▶ [Exercise] Review the listing and copy each line that holds the word "Moderately".

══ Records for processing

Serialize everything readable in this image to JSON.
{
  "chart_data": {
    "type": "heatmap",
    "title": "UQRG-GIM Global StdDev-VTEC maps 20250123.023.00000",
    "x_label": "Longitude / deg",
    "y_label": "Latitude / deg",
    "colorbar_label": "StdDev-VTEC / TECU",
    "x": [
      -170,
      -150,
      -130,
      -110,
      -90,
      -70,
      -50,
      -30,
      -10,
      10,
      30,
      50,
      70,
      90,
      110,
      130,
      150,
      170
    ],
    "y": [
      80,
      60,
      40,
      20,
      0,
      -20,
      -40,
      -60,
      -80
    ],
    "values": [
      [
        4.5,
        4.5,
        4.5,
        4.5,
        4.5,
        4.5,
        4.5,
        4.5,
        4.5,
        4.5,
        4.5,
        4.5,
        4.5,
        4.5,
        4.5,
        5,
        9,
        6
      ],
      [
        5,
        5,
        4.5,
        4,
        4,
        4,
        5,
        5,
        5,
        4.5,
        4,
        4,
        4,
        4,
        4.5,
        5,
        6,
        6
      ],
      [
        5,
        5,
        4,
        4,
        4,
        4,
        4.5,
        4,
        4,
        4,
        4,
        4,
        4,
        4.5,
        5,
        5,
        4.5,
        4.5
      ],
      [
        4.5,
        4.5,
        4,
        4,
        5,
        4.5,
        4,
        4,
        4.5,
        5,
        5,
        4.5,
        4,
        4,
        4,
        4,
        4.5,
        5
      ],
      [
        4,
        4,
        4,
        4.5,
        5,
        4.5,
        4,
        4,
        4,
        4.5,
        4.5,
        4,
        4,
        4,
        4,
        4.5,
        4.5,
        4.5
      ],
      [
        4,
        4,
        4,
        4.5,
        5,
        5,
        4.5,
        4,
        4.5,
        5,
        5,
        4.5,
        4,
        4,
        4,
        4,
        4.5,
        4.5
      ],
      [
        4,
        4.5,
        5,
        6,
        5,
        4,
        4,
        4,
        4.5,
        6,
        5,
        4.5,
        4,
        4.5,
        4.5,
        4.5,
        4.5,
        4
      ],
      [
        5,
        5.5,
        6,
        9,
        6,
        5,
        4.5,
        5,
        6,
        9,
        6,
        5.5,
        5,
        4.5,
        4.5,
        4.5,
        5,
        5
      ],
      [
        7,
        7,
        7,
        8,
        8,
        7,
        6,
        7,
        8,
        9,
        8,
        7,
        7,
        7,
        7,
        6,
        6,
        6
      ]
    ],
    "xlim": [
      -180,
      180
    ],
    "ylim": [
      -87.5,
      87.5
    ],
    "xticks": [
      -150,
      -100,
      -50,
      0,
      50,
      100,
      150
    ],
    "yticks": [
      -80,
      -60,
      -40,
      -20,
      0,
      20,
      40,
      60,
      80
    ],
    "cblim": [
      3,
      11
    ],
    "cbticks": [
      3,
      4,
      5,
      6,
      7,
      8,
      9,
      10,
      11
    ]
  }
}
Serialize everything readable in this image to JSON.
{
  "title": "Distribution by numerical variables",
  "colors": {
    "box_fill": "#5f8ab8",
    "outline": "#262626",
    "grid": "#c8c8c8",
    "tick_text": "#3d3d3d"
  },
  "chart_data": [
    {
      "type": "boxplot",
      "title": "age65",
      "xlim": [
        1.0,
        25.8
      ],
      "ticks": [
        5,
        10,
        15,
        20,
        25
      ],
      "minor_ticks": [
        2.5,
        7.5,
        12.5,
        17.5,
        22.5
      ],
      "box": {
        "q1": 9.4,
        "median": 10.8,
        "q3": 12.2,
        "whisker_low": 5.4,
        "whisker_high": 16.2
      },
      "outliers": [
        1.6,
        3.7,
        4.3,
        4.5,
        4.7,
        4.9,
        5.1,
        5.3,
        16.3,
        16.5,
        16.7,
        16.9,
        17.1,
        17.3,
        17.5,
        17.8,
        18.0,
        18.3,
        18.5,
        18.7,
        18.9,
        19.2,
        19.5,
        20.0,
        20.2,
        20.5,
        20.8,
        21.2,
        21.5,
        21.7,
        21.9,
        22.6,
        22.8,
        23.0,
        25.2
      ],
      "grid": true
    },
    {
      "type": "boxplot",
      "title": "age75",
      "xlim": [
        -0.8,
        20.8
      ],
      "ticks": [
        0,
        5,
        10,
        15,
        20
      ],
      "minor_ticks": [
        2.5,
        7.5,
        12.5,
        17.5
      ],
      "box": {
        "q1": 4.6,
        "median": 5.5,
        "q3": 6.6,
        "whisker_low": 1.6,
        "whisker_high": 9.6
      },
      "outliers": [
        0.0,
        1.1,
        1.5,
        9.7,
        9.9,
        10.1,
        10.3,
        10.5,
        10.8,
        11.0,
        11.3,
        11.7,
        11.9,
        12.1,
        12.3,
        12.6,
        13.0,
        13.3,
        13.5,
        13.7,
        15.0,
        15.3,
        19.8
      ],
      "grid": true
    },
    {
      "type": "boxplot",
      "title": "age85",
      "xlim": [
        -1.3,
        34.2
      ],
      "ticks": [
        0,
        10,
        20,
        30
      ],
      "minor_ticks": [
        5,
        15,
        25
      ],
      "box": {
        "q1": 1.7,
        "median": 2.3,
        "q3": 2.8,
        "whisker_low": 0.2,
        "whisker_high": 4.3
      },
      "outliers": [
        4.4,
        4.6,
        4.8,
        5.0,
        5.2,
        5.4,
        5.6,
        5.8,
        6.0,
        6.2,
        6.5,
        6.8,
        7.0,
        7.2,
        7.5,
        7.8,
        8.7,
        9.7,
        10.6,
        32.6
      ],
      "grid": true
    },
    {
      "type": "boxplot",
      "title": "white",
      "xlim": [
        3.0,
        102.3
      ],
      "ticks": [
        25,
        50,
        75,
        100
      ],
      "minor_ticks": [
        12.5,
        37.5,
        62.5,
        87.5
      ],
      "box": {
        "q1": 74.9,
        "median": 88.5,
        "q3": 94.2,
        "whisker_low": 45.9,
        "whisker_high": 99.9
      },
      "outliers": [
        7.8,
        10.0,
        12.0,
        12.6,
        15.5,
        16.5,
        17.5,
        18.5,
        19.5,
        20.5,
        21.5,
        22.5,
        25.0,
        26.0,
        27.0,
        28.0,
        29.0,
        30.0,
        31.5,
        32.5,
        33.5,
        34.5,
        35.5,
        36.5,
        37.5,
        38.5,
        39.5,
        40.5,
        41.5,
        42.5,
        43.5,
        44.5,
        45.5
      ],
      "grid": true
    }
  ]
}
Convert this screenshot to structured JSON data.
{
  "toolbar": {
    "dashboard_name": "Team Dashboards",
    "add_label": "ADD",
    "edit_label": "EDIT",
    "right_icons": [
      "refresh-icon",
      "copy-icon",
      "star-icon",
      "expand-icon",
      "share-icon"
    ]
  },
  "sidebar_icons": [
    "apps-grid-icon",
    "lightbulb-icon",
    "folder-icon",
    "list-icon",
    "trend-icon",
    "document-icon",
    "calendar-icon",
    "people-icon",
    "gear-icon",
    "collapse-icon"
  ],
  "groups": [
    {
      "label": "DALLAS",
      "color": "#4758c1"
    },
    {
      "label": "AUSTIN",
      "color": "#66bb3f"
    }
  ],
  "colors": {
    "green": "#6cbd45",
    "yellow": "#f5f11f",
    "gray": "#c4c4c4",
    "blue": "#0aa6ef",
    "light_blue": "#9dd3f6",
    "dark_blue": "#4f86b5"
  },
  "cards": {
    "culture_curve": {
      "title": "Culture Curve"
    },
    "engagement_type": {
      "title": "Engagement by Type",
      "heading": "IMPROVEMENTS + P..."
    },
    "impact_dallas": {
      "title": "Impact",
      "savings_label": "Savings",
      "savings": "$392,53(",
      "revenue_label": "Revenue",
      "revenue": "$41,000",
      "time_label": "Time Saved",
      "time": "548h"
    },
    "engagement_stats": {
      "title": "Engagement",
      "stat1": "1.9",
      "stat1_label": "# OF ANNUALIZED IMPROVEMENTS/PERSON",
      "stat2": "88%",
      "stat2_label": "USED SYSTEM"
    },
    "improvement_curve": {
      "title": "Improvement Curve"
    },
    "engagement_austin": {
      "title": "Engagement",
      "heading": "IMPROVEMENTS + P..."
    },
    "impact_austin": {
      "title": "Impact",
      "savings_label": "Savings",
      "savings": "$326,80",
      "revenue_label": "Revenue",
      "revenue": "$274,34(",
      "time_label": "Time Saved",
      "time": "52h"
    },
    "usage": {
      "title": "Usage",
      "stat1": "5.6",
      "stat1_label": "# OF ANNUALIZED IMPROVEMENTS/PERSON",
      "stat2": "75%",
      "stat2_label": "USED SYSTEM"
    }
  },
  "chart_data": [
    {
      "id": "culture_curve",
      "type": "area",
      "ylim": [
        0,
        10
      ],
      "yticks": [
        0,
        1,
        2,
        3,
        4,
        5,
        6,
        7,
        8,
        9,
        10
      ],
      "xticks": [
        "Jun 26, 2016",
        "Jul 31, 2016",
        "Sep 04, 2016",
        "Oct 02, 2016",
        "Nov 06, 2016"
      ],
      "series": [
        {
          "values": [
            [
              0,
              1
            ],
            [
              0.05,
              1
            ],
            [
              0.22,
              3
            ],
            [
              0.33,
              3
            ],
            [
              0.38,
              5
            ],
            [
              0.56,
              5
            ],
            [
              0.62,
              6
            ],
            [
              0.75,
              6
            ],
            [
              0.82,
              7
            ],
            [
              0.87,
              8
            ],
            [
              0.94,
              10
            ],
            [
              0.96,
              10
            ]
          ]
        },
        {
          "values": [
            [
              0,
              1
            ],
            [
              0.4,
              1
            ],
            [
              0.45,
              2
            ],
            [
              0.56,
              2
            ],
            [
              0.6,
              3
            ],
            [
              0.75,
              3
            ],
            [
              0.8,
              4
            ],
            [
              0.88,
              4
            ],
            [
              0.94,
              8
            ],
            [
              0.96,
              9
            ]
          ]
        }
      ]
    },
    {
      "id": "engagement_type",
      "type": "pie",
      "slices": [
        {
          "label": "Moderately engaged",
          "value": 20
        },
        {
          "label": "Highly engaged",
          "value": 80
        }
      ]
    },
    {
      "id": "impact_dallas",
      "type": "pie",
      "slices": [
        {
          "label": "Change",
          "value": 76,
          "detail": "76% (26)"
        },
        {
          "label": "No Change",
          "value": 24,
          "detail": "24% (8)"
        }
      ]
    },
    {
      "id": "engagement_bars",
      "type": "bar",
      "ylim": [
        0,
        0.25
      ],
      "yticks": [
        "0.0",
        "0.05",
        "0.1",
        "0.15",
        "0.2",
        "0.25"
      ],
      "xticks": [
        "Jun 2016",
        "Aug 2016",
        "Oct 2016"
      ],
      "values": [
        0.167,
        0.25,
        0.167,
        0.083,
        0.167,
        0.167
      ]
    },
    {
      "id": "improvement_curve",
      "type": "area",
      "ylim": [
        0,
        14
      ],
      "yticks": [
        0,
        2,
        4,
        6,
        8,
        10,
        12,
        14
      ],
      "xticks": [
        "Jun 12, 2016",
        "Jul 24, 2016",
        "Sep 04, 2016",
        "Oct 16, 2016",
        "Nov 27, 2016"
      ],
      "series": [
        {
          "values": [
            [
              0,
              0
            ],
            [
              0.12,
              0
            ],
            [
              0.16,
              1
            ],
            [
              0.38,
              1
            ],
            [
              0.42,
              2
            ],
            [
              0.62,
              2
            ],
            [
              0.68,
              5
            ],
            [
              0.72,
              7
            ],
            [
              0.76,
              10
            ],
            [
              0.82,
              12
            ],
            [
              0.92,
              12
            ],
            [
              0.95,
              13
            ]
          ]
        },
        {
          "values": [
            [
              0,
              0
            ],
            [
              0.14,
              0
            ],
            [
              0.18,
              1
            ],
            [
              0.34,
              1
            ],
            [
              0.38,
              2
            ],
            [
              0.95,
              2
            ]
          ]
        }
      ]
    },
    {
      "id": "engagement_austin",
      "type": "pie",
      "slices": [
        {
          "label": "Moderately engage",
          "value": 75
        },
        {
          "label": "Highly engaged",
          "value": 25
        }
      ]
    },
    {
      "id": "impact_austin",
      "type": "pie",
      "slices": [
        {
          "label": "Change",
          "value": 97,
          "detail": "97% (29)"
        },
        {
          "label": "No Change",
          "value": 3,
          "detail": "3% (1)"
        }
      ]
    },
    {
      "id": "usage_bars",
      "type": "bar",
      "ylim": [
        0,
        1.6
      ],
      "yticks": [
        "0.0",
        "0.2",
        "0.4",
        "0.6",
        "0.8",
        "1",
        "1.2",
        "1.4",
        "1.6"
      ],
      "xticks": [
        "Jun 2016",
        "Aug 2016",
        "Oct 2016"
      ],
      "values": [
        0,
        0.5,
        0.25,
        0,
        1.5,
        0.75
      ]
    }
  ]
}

════

▶ [Expected answer]
          "label": "Moderately engaged",
          "label": "Moderately engage",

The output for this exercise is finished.